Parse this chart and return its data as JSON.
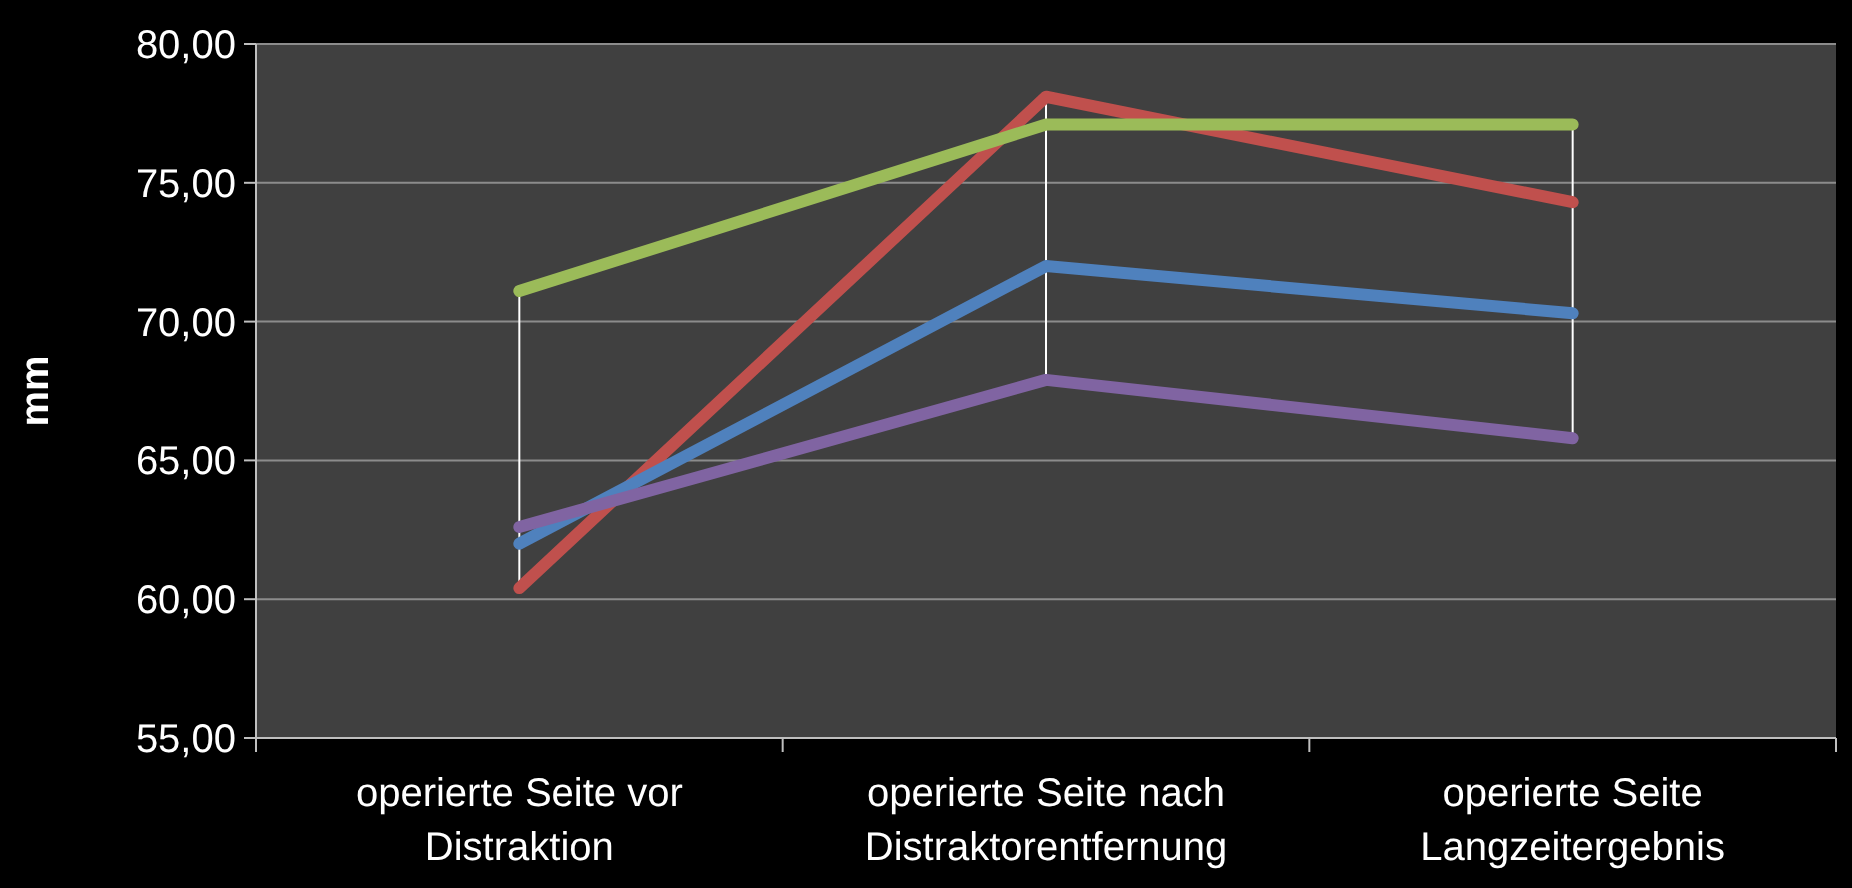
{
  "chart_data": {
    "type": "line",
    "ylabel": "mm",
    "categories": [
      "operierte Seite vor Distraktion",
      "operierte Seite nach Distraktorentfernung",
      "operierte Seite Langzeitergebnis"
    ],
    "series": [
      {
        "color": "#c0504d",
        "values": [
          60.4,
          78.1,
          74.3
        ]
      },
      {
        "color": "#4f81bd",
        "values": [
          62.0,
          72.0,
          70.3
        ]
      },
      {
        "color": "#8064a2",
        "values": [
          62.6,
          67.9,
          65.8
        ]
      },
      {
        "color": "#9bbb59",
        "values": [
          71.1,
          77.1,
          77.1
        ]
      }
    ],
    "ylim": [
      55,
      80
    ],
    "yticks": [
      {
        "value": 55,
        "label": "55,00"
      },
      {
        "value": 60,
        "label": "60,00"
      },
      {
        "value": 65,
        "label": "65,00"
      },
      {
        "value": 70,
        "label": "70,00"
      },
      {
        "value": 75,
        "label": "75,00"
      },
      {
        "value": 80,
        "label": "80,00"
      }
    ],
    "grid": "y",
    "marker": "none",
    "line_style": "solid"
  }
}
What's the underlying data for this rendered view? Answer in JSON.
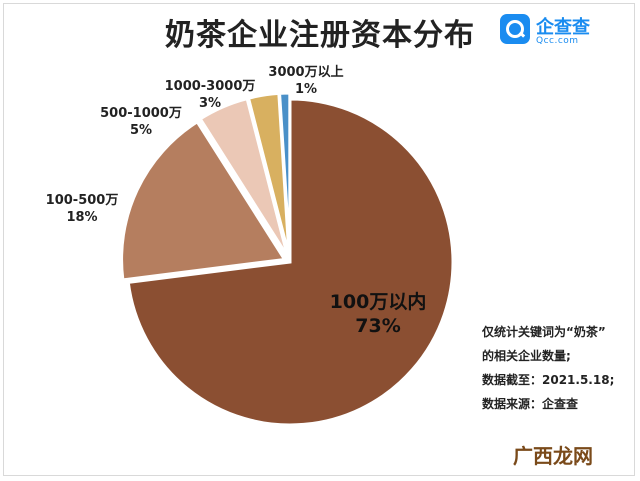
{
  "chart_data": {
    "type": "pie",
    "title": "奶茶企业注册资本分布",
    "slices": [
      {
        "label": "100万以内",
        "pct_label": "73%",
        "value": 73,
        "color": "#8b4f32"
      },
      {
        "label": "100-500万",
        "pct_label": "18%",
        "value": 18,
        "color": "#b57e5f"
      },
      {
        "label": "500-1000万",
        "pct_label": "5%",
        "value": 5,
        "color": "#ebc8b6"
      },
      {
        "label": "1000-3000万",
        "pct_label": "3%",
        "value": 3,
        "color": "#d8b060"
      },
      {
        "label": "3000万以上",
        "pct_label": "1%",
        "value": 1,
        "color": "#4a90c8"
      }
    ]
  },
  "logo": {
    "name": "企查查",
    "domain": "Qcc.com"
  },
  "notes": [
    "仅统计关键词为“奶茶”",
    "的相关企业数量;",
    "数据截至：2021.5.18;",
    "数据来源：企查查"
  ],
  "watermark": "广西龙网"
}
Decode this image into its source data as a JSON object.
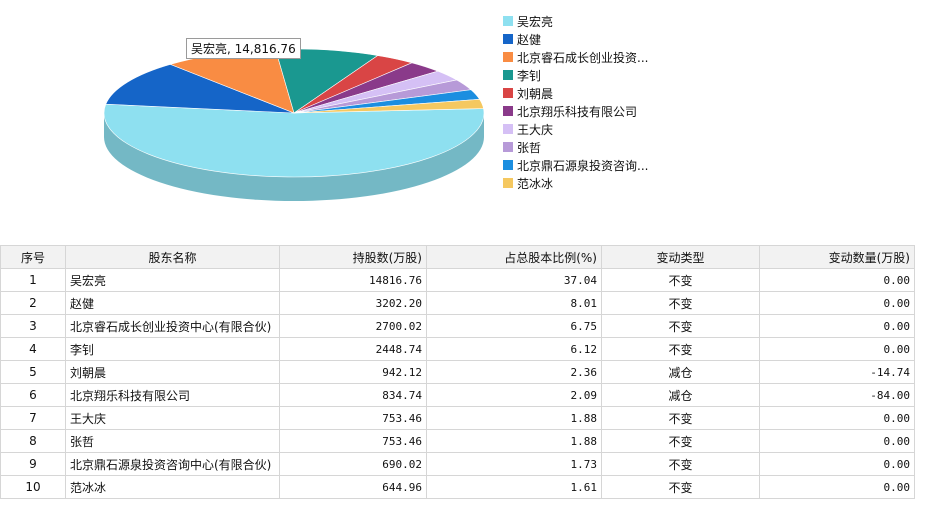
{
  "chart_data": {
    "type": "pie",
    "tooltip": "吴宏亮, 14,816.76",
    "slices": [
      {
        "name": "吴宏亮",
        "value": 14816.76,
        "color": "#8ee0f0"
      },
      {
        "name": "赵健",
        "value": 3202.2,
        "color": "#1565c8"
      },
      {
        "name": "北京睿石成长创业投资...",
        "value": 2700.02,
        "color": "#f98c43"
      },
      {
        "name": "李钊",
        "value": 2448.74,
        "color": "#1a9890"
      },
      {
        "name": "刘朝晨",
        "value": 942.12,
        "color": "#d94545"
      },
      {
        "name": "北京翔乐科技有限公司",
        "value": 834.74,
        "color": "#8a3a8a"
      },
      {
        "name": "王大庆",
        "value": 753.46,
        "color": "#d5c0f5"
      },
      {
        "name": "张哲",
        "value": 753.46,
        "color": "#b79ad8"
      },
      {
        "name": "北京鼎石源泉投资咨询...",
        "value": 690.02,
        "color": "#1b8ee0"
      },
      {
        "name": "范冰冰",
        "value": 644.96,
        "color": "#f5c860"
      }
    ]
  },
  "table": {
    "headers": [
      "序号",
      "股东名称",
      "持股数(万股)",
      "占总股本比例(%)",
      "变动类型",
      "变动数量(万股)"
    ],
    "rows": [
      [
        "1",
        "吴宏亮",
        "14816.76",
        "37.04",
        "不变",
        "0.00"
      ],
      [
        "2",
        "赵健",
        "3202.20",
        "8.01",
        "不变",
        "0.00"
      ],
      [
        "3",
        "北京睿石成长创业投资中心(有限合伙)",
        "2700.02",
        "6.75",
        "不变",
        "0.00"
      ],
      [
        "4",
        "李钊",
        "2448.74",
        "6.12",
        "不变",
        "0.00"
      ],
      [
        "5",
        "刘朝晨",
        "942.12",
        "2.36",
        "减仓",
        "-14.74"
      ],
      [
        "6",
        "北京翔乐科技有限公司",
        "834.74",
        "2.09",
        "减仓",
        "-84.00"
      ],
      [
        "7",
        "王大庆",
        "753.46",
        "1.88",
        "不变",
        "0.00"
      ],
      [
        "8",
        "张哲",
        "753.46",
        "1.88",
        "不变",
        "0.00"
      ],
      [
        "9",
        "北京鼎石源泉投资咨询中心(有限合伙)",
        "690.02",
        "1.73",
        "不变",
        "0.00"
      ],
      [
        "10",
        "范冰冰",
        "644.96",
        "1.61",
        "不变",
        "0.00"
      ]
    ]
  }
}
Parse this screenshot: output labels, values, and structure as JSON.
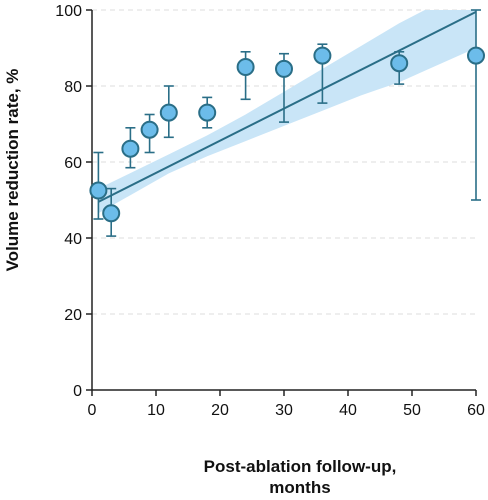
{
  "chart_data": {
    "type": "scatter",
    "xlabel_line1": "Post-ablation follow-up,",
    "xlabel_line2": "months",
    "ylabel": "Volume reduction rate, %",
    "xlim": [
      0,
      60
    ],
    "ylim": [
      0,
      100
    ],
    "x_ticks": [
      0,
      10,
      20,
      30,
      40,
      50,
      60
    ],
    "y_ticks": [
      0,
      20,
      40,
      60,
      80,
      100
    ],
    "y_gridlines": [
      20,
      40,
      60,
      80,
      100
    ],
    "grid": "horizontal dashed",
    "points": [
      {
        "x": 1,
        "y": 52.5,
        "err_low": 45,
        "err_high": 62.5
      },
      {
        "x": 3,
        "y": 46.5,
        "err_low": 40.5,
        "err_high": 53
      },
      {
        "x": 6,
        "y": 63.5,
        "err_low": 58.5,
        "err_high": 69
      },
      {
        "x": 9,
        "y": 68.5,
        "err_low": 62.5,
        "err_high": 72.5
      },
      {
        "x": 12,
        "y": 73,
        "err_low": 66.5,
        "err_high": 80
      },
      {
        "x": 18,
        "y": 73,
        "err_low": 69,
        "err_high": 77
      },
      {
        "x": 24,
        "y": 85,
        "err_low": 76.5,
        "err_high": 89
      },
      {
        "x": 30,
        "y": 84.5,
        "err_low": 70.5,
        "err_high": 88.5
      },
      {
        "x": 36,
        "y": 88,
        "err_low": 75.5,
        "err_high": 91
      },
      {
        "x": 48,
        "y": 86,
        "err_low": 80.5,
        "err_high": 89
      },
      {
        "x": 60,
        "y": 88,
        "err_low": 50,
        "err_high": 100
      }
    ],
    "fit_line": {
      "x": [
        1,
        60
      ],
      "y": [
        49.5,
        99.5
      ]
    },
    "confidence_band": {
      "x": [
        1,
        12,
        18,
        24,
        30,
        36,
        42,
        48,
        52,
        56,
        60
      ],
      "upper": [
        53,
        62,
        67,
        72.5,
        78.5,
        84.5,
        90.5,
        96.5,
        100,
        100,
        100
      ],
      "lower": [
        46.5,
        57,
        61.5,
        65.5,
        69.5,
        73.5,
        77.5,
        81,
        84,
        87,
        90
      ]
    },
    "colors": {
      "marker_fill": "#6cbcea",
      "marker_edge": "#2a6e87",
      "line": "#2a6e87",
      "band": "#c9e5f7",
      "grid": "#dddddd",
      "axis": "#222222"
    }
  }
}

__Given exercise__: Repeat the records in full, exactly as they appear, without the pictures.

__Complete output__:
Parse this chart and return its data as JSON.
{
  "chart_data": {
    "type": "line",
    "ylabel": "mm",
    "categories": [
      "operierte Seite vor Distraktion",
      "operierte Seite nach Distraktorentfernung",
      "operierte Seite Langzeitergebnis"
    ],
    "series": [
      {
        "color": "#c0504d",
        "values": [
          60.4,
          78.1,
          74.3
        ]
      },
      {
        "color": "#4f81bd",
        "values": [
          62.0,
          72.0,
          70.3
        ]
      },
      {
        "color": "#8064a2",
        "values": [
          62.6,
          67.9,
          65.8
        ]
      },
      {
        "color": "#9bbb59",
        "values": [
          71.1,
          77.1,
          77.1
        ]
      }
    ],
    "ylim": [
      55,
      80
    ],
    "yticks": [
      {
        "value": 55,
        "label": "55,00"
      },
      {
        "value": 60,
        "label": "60,00"
      },
      {
        "value": 65,
        "label": "65,00"
      },
      {
        "value": 70,
        "label": "70,00"
      },
      {
        "value": 75,
        "label": "75,00"
      },
      {
        "value": 80,
        "label": "80,00"
      }
    ],
    "grid": "y",
    "marker": "none",
    "line_style": "solid"
  }
}
What's the underlying data for this rendered view? Answer in JSON.
{
  "chart_data": {
    "type": "pie",
    "title": "奶茶企业注册资本分布",
    "slices": [
      {
        "label": "100万以内",
        "pct_label": "73%",
        "value": 73,
        "color": "#8b4f32"
      },
      {
        "label": "100-500万",
        "pct_label": "18%",
        "value": 18,
        "color": "#b57e5f"
      },
      {
        "label": "500-1000万",
        "pct_label": "5%",
        "value": 5,
        "color": "#ebc8b6"
      },
      {
        "label": "1000-3000万",
        "pct_label": "3%",
        "value": 3,
        "color": "#d8b060"
      },
      {
        "label": "3000万以上",
        "pct_label": "1%",
        "value": 1,
        "color": "#4a90c8"
      }
    ]
  },
  "logo": {
    "name": "企查查",
    "domain": "Qcc.com"
  },
  "notes": [
    "仅统计关键词为“奶茶”",
    "的相关企业数量;",
    "数据截至：2021.5.18;",
    "数据来源：企查查"
  ],
  "watermark": "广西龙网"
}
Decode this image into its source data as a JSON object.
{
  "chart_data": {
    "type": "pie",
    "tooltip": "吴宏亮, 14,816.76",
    "slices": [
      {
        "name": "吴宏亮",
        "value": 14816.76,
        "color": "#8ee0f0"
      },
      {
        "name": "赵健",
        "value": 3202.2,
        "color": "#1565c8"
      },
      {
        "name": "北京睿石成长创业投资...",
        "value": 2700.02,
        "color": "#f98c43"
      },
      {
        "name": "李钊",
        "value": 2448.74,
        "color": "#1a9890"
      },
      {
        "name": "刘朝晨",
        "value": 942.12,
        "color": "#d94545"
      },
      {
        "name": "北京翔乐科技有限公司",
        "value": 834.74,
        "color": "#8a3a8a"
      },
      {
        "name": "王大庆",
        "value": 753.46,
        "color": "#d5c0f5"
      },
      {
        "name": "张哲",
        "value": 753.46,
        "color": "#b79ad8"
      },
      {
        "name": "北京鼎石源泉投资咨询...",
        "value": 690.02,
        "color": "#1b8ee0"
      },
      {
        "name": "范冰冰",
        "value": 644.96,
        "color": "#f5c860"
      }
    ]
  },
  "table": {
    "headers": [
      "序号",
      "股东名称",
      "持股数(万股)",
      "占总股本比例(%)",
      "变动类型",
      "变动数量(万股)"
    ],
    "rows": [
      [
        "1",
        "吴宏亮",
        "14816.76",
        "37.04",
        "不变",
        "0.00"
      ],
      [
        "2",
        "赵健",
        "3202.20",
        "8.01",
        "不变",
        "0.00"
      ],
      [
        "3",
        "北京睿石成长创业投资中心(有限合伙)",
        "2700.02",
        "6.75",
        "不变",
        "0.00"
      ],
      [
        "4",
        "李钊",
        "2448.74",
        "6.12",
        "不变",
        "0.00"
      ],
      [
        "5",
        "刘朝晨",
        "942.12",
        "2.36",
        "减仓",
        "-14.74"
      ],
      [
        "6",
        "北京翔乐科技有限公司",
        "834.74",
        "2.09",
        "减仓",
        "-84.00"
      ],
      [
        "7",
        "王大庆",
        "753.46",
        "1.88",
        "不变",
        "0.00"
      ],
      [
        "8",
        "张哲",
        "753.46",
        "1.88",
        "不变",
        "0.00"
      ],
      [
        "9",
        "北京鼎石源泉投资咨询中心(有限合伙)",
        "690.02",
        "1.73",
        "不变",
        "0.00"
      ],
      [
        "10",
        "范冰冰",
        "644.96",
        "1.61",
        "不变",
        "0.00"
      ]
    ]
  }
}
Parse this screenshot: output labels, values, and structure as JSON.
{
  "chart_data": {
    "type": "scatter",
    "xlabel_line1": "Post-ablation follow-up,",
    "xlabel_line2": "months",
    "ylabel": "Volume reduction rate, %",
    "xlim": [
      0,
      60
    ],
    "ylim": [
      0,
      100
    ],
    "x_ticks": [
      0,
      10,
      20,
      30,
      40,
      50,
      60
    ],
    "y_ticks": [
      0,
      20,
      40,
      60,
      80,
      100
    ],
    "y_gridlines": [
      20,
      40,
      60,
      80,
      100
    ],
    "grid": "horizontal dashed",
    "points": [
      {
        "x": 1,
        "y": 52.5,
        "err_low": 45,
        "err_high": 62.5
      },
      {
        "x": 3,
        "y": 46.5,
        "err_low": 40.5,
        "err_high": 53
      },
      {
        "x": 6,
        "y": 63.5,
        "err_low": 58.5,
        "err_high": 69
      },
      {
        "x": 9,
        "y": 68.5,
        "err_low": 62.5,
        "err_high": 72.5
      },
      {
        "x": 12,
        "y": 73,
        "err_low": 66.5,
        "err_high": 80
      },
      {
        "x": 18,
        "y": 73,
        "err_low": 69,
        "err_high": 77
      },
      {
        "x": 24,
        "y": 85,
        "err_low": 76.5,
        "err_high": 89
      },
      {
        "x": 30,
        "y": 84.5,
        "err_low": 70.5,
        "err_high": 88.5
      },
      {
        "x": 36,
        "y": 88,
        "err_low": 75.5,
        "err_high": 91
      },
      {
        "x": 48,
        "y": 86,
        "err_low": 80.5,
        "err_high": 89
      },
      {
        "x": 60,
        "y": 88,
        "err_low": 50,
        "err_high": 100
      }
    ],
    "fit_line": {
      "x": [
        1,
        60
      ],
      "y": [
        49.5,
        99.5
      ]
    },
    "confidence_band": {
      "x": [
        1,
        12,
        18,
        24,
        30,
        36,
        42,
        48,
        52,
        56,
        60
      ],
      "upper": [
        53,
        62,
        67,
        72.5,
        78.5,
        84.5,
        90.5,
        96.5,
        100,
        100,
        100
      ],
      "lower": [
        46.5,
        57,
        61.5,
        65.5,
        69.5,
        73.5,
        77.5,
        81,
        84,
        87,
        90
      ]
    },
    "colors": {
      "marker_fill": "#6cbcea",
      "marker_edge": "#2a6e87",
      "line": "#2a6e87",
      "band": "#c9e5f7",
      "grid": "#dddddd",
      "axis": "#222222"
    }
  }
}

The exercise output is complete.